Entries supplied

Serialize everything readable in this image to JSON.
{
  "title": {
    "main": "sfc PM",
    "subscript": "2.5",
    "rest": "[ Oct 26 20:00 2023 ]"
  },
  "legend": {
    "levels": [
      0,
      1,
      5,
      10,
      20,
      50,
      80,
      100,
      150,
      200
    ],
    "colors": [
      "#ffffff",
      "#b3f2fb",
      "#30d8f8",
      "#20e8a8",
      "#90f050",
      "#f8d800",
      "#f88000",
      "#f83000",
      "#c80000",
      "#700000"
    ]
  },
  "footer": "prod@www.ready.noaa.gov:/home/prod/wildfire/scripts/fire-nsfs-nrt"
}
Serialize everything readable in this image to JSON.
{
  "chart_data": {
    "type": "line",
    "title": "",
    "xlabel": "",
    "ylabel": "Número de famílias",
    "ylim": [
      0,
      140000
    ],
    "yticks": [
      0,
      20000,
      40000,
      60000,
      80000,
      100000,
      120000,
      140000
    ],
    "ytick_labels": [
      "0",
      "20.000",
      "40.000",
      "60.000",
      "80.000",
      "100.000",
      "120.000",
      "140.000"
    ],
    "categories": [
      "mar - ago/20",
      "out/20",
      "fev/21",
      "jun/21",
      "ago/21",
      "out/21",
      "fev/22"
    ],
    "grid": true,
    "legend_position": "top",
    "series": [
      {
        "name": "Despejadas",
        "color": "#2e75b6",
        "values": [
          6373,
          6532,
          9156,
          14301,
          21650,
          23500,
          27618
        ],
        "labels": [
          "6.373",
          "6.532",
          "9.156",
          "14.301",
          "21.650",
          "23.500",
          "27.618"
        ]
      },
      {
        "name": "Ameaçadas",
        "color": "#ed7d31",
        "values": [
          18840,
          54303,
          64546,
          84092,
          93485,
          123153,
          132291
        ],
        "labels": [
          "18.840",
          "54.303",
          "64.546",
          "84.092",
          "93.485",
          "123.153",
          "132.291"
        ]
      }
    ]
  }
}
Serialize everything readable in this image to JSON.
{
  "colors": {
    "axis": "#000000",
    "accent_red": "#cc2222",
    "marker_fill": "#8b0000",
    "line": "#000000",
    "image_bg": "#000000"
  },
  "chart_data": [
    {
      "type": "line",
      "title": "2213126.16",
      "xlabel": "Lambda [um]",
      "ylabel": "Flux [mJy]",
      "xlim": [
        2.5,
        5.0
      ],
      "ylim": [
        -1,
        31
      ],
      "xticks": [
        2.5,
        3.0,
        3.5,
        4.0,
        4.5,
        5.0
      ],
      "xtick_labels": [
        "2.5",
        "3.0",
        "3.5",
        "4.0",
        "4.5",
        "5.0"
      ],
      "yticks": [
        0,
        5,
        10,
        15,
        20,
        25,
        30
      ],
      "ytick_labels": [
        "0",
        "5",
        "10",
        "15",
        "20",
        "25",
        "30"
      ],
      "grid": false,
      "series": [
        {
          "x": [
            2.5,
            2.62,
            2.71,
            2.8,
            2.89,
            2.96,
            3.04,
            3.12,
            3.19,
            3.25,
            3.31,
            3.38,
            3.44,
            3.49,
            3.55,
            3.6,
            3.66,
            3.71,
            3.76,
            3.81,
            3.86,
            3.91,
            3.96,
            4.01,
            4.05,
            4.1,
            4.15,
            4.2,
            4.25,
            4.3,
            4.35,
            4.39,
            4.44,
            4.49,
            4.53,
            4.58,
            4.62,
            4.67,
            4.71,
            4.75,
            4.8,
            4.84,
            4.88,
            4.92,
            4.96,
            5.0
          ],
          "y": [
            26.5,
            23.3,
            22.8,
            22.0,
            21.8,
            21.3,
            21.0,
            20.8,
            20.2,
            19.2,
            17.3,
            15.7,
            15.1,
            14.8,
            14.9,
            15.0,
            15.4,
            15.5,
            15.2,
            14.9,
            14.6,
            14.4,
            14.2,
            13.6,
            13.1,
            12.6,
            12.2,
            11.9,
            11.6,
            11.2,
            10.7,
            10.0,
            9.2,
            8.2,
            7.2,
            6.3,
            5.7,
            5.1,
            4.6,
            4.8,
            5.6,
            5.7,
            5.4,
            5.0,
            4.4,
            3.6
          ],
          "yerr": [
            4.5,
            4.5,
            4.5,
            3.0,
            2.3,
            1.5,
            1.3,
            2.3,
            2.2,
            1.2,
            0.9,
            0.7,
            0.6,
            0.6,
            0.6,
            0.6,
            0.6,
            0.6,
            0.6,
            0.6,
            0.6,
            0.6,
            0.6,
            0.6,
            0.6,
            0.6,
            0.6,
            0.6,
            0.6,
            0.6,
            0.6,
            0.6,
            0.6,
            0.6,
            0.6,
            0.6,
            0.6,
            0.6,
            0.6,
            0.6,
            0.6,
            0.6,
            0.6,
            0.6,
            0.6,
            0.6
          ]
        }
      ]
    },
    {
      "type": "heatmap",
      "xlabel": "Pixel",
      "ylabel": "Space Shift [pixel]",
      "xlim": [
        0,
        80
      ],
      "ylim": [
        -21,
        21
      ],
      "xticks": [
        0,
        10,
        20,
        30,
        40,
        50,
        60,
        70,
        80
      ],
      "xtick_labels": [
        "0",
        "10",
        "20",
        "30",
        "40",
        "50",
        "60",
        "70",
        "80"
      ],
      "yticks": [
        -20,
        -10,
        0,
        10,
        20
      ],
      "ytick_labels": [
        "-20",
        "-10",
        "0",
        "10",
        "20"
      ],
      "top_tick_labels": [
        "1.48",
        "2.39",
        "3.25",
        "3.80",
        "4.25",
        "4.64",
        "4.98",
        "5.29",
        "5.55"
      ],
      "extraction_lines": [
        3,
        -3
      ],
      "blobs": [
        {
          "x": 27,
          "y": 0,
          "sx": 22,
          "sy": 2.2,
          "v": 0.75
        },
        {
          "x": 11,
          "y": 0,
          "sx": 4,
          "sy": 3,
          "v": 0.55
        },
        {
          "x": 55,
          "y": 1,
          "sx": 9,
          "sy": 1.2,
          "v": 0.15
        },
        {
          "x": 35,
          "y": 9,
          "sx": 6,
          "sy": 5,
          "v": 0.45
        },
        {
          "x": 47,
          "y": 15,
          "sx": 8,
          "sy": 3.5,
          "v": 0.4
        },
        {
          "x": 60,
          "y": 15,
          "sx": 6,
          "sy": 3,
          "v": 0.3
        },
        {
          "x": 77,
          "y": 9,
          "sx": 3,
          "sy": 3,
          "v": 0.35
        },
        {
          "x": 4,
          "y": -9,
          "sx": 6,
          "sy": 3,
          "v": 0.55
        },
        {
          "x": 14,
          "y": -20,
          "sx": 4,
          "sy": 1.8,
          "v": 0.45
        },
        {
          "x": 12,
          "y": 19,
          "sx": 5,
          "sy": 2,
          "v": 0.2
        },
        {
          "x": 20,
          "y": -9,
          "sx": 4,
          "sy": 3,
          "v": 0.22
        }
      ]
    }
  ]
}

Problem to solve
Transcribe every entry word for word.

Answer in full
Serialize everything readable in this image to JSON.
{
  "title": {
    "main": "sfc PM",
    "subscript": "2.5",
    "rest": "[ Oct 26 20:00 2023 ]"
  },
  "legend": {
    "levels": [
      0,
      1,
      5,
      10,
      20,
      50,
      80,
      100,
      150,
      200
    ],
    "colors": [
      "#ffffff",
      "#b3f2fb",
      "#30d8f8",
      "#20e8a8",
      "#90f050",
      "#f8d800",
      "#f88000",
      "#f83000",
      "#c80000",
      "#700000"
    ]
  },
  "footer": "prod@www.ready.noaa.gov:/home/prod/wildfire/scripts/fire-nsfs-nrt"
}
Serialize everything readable in this image to JSON.
{
  "chart_data": {
    "type": "line",
    "title": "",
    "xlabel": "",
    "ylabel": "Número de famílias",
    "ylim": [
      0,
      140000
    ],
    "yticks": [
      0,
      20000,
      40000,
      60000,
      80000,
      100000,
      120000,
      140000
    ],
    "ytick_labels": [
      "0",
      "20.000",
      "40.000",
      "60.000",
      "80.000",
      "100.000",
      "120.000",
      "140.000"
    ],
    "categories": [
      "mar - ago/20",
      "out/20",
      "fev/21",
      "jun/21",
      "ago/21",
      "out/21",
      "fev/22"
    ],
    "grid": true,
    "legend_position": "top",
    "series": [
      {
        "name": "Despejadas",
        "color": "#2e75b6",
        "values": [
          6373,
          6532,
          9156,
          14301,
          21650,
          23500,
          27618
        ],
        "labels": [
          "6.373",
          "6.532",
          "9.156",
          "14.301",
          "21.650",
          "23.500",
          "27.618"
        ]
      },
      {
        "name": "Ameaçadas",
        "color": "#ed7d31",
        "values": [
          18840,
          54303,
          64546,
          84092,
          93485,
          123153,
          132291
        ],
        "labels": [
          "18.840",
          "54.303",
          "64.546",
          "84.092",
          "93.485",
          "123.153",
          "132.291"
        ]
      }
    ]
  }
}
Serialize everything readable in this image to JSON.
{
  "colors": {
    "axis": "#000000",
    "accent_red": "#cc2222",
    "marker_fill": "#8b0000",
    "line": "#000000",
    "image_bg": "#000000"
  },
  "chart_data": [
    {
      "type": "line",
      "title": "2213126.16",
      "xlabel": "Lambda [um]",
      "ylabel": "Flux [mJy]",
      "xlim": [
        2.5,
        5.0
      ],
      "ylim": [
        -1,
        31
      ],
      "xticks": [
        2.5,
        3.0,
        3.5,
        4.0,
        4.5,
        5.0
      ],
      "xtick_labels": [
        "2.5",
        "3.0",
        "3.5",
        "4.0",
        "4.5",
        "5.0"
      ],
      "yticks": [
        0,
        5,
        10,
        15,
        20,
        25,
        30
      ],
      "ytick_labels": [
        "0",
        "5",
        "10",
        "15",
        "20",
        "25",
        "30"
      ],
      "grid": false,
      "series": [
        {
          "x": [
            2.5,
            2.62,
            2.71,
            2.8,
            2.89,
            2.96,
            3.04,
            3.12,
            3.19,
            3.25,
            3.31,
            3.38,
            3.44,
            3.49,
            3.55,
            3.6,
            3.66,
            3.71,
            3.76,
            3.81,
            3.86,
            3.91,
            3.96,
            4.01,
            4.05,
            4.1,
            4.15,
            4.2,
            4.25,
            4.3,
            4.35,
            4.39,
            4.44,
            4.49,
            4.53,
            4.58,
            4.62,
            4.67,
            4.71,
            4.75,
            4.8,
            4.84,
            4.88,
            4.92,
            4.96,
            5.0
          ],
          "y": [
            26.5,
            23.3,
            22.8,
            22.0,
            21.8,
            21.3,
            21.0,
            20.8,
            20.2,
            19.2,
            17.3,
            15.7,
            15.1,
            14.8,
            14.9,
            15.0,
            15.4,
            15.5,
            15.2,
            14.9,
            14.6,
            14.4,
            14.2,
            13.6,
            13.1,
            12.6,
            12.2,
            11.9,
            11.6,
            11.2,
            10.7,
            10.0,
            9.2,
            8.2,
            7.2,
            6.3,
            5.7,
            5.1,
            4.6,
            4.8,
            5.6,
            5.7,
            5.4,
            5.0,
            4.4,
            3.6
          ],
          "yerr": [
            4.5,
            4.5,
            4.5,
            3.0,
            2.3,
            1.5,
            1.3,
            2.3,
            2.2,
            1.2,
            0.9,
            0.7,
            0.6,
            0.6,
            0.6,
            0.6,
            0.6,
            0.6,
            0.6,
            0.6,
            0.6,
            0.6,
            0.6,
            0.6,
            0.6,
            0.6,
            0.6,
            0.6,
            0.6,
            0.6,
            0.6,
            0.6,
            0.6,
            0.6,
            0.6,
            0.6,
            0.6,
            0.6,
            0.6,
            0.6,
            0.6,
            0.6,
            0.6,
            0.6,
            0.6,
            0.6
          ]
        }
      ]
    },
    {
      "type": "heatmap",
      "xlabel": "Pixel",
      "ylabel": "Space Shift [pixel]",
      "xlim": [
        0,
        80
      ],
      "ylim": [
        -21,
        21
      ],
      "xticks": [
        0,
        10,
        20,
        30,
        40,
        50,
        60,
        70,
        80
      ],
      "xtick_labels": [
        "0",
        "10",
        "20",
        "30",
        "40",
        "50",
        "60",
        "70",
        "80"
      ],
      "yticks": [
        -20,
        -10,
        0,
        10,
        20
      ],
      "ytick_labels": [
        "-20",
        "-10",
        "0",
        "10",
        "20"
      ],
      "top_tick_labels": [
        "1.48",
        "2.39",
        "3.25",
        "3.80",
        "4.25",
        "4.64",
        "4.98",
        "5.29",
        "5.55"
      ],
      "extraction_lines": [
        3,
        -3
      ],
      "blobs": [
        {
          "x": 27,
          "y": 0,
          "sx": 22,
          "sy": 2.2,
          "v": 0.75
        },
        {
          "x": 11,
          "y": 0,
          "sx": 4,
          "sy": 3,
          "v": 0.55
        },
        {
          "x": 55,
          "y": 1,
          "sx": 9,
          "sy": 1.2,
          "v": 0.15
        },
        {
          "x": 35,
          "y": 9,
          "sx": 6,
          "sy": 5,
          "v": 0.45
        },
        {
          "x": 47,
          "y": 15,
          "sx": 8,
          "sy": 3.5,
          "v": 0.4
        },
        {
          "x": 60,
          "y": 15,
          "sx": 6,
          "sy": 3,
          "v": 0.3
        },
        {
          "x": 77,
          "y": 9,
          "sx": 3,
          "sy": 3,
          "v": 0.35
        },
        {
          "x": 4,
          "y": -9,
          "sx": 6,
          "sy": 3,
          "v": 0.55
        },
        {
          "x": 14,
          "y": -20,
          "sx": 4,
          "sy": 1.8,
          "v": 0.45
        },
        {
          "x": 12,
          "y": 19,
          "sx": 5,
          "sy": 2,
          "v": 0.2
        },
        {
          "x": 20,
          "y": -9,
          "sx": 4,
          "sy": 3,
          "v": 0.22
        }
      ]
    }
  ]
}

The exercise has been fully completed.